(Stored items)
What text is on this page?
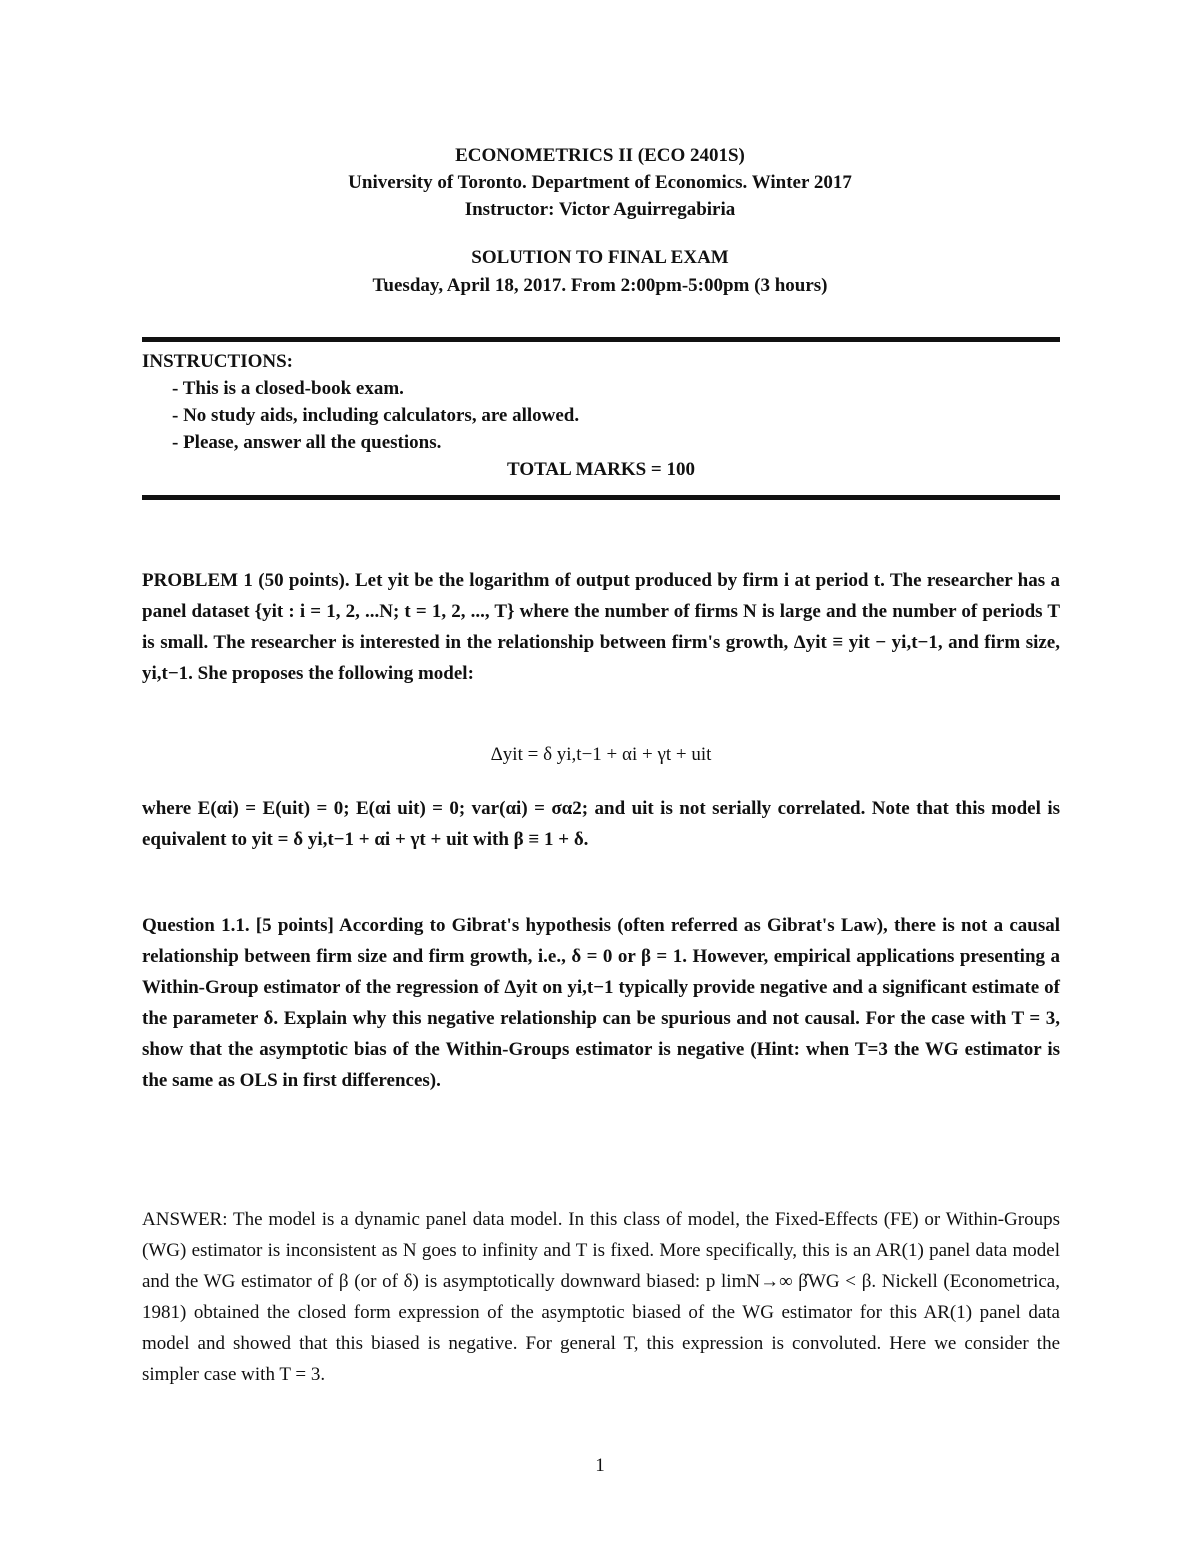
ECONOMETRICS II (ECO 2401S)
University of Toronto. Department of Economics. Winter 2017
Instructor: Victor Aguirregabiria
SOLUTION TO FINAL EXAM
Tuesday, April 18, 2017. From 2:00pm-5:00pm (3 hours)
INSTRUCTIONS:
- This is a closed-book exam.
- No study aids, including calculators, are allowed.
- Please, answer all the questions.
TOTAL MARKS = 100
PROBLEM 1 (50 points). Let yit be the logarithm of output produced by firm i at period t. The researcher has a panel dataset {yit : i = 1, 2, ...N; t = 1, 2, ..., T} where the number of firms N is large and the number of periods T is small. The researcher is interested in the relationship between firm's growth, Δyit ≡ yit − yi,t−1, and firm size, yi,t−1. She proposes the following model:
Δyit = δ yi,t−1 + αi + γt + uit
where E(αi) = E(uit) = 0; E(αi uit) = 0; var(αi) = σα2; and uit is not serially correlated. Note that this model is equivalent to yit = δ yi,t−1 + αi + γt + uit with β ≡ 1 + δ.
Question 1.1. [5 points] According to Gibrat's hypothesis (often referred as Gibrat's Law), there is not a causal relationship between firm size and firm growth, i.e., δ = 0 or β = 1. However, empirical applications presenting a Within-Group estimator of the regression of Δyit on yi,t−1 typically provide negative and a significant estimate of the parameter δ. Explain why this negative relationship can be spurious and not causal. For the case with T = 3, show that the asymptotic bias of the Within-Groups estimator is negative (Hint: when T=3 the WG estimator is the same as OLS in first differences).
ANSWER: The model is a dynamic panel data model. In this class of model, the Fixed-Effects (FE) or Within-Groups (WG) estimator is inconsistent as N goes to infinity and T is fixed. More specifically, this is an AR(1) panel data model and the WG estimator of β (or of δ) is asymptotically downward biased: p limN→∞ β̂WG < β. Nickell (Econometrica, 1981) obtained the closed form expression of the asymptotic biased of the WG estimator for this AR(1) panel data model and showed that this biased is negative. For general T, this expression is convoluted. Here we consider the simpler case with T = 3.
1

Given request
Copy each line of the listing in which the word "where" can be found.

Full output
PROBLEM 1 (50 points). Let yit be the logarithm of output produced by firm i at period t. The researcher has a panel dataset {yit : i = 1, 2, ...N; t = 1, 2, ..., T} where the number of firms N is large and the number of periods T is small. The researcher is interested in the relationship between firm's growth, Δyit ≡ yit − yi,t−1, and firm size, yi,t−1. She proposes the following model:
where E(αi) = E(uit) = 0; E(αi uit) = 0; var(αi) = σα2; and uit is not serially correlated. Note that this model is equivalent to yit = δ yi,t−1 + αi + γt + uit with β ≡ 1 + δ.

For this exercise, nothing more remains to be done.